---- EXERCISE MATERIAL

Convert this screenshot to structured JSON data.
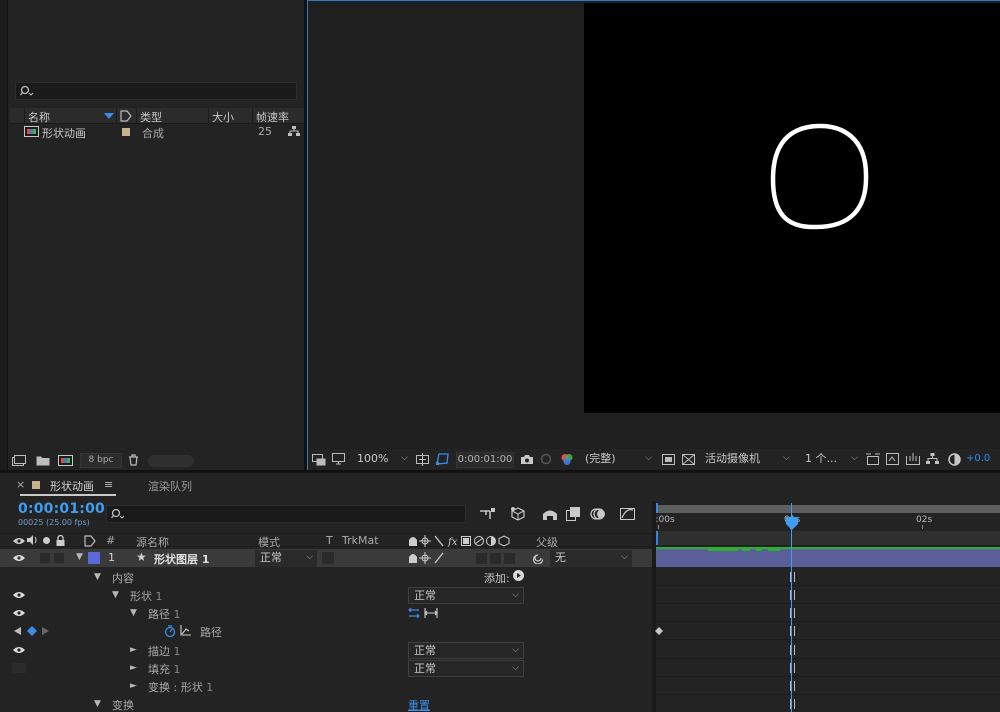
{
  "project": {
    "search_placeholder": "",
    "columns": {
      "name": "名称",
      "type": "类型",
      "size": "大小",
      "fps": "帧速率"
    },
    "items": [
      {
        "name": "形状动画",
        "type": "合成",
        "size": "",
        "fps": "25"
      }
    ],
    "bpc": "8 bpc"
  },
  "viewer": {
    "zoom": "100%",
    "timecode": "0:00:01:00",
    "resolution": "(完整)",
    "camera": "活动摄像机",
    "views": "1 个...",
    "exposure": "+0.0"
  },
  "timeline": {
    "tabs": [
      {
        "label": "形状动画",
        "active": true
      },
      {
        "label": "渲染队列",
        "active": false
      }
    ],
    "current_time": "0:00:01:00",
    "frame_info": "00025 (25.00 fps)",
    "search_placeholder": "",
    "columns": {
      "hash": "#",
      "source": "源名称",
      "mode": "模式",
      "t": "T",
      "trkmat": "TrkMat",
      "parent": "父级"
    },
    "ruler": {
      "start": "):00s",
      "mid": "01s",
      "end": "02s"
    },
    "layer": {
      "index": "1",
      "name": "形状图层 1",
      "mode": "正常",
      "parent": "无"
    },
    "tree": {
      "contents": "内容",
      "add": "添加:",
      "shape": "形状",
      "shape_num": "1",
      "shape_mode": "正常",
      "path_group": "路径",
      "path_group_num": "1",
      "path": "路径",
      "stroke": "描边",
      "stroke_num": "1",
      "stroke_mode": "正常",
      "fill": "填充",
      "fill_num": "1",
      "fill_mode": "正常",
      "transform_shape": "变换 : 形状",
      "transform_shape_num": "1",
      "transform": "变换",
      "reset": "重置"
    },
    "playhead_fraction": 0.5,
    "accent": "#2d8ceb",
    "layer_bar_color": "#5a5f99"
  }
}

--------

SET EXERCISE =>
Return to the listing above and set it down exactly, leaving out its pictures.

EXERCISE OUTPUT =>
Convert this screenshot to structured JSON data.
{
  "project": {
    "search_placeholder": "",
    "columns": {
      "name": "名称",
      "type": "类型",
      "size": "大小",
      "fps": "帧速率"
    },
    "items": [
      {
        "name": "形状动画",
        "type": "合成",
        "size": "",
        "fps": "25"
      }
    ],
    "bpc": "8 bpc"
  },
  "viewer": {
    "zoom": "100%",
    "timecode": "0:00:01:00",
    "resolution": "(完整)",
    "camera": "活动摄像机",
    "views": "1 个...",
    "exposure": "+0.0"
  },
  "timeline": {
    "tabs": [
      {
        "label": "形状动画",
        "active": true
      },
      {
        "label": "渲染队列",
        "active": false
      }
    ],
    "current_time": "0:00:01:00",
    "frame_info": "00025 (25.00 fps)",
    "search_placeholder": "",
    "columns": {
      "hash": "#",
      "source": "源名称",
      "mode": "模式",
      "t": "T",
      "trkmat": "TrkMat",
      "parent": "父级"
    },
    "ruler": {
      "start": "):00s",
      "mid": "01s",
      "end": "02s"
    },
    "layer": {
      "index": "1",
      "name": "形状图层 1",
      "mode": "正常",
      "parent": "无"
    },
    "tree": {
      "contents": "内容",
      "add": "添加:",
      "shape": "形状",
      "shape_num": "1",
      "shape_mode": "正常",
      "path_group": "路径",
      "path_group_num": "1",
      "path": "路径",
      "stroke": "描边",
      "stroke_num": "1",
      "stroke_mode": "正常",
      "fill": "填充",
      "fill_num": "1",
      "fill_mode": "正常",
      "transform_shape": "变换 : 形状",
      "transform_shape_num": "1",
      "transform": "变换",
      "reset": "重置"
    },
    "playhead_fraction": 0.5,
    "accent": "#2d8ceb",
    "layer_bar_color": "#5a5f99"
  }
}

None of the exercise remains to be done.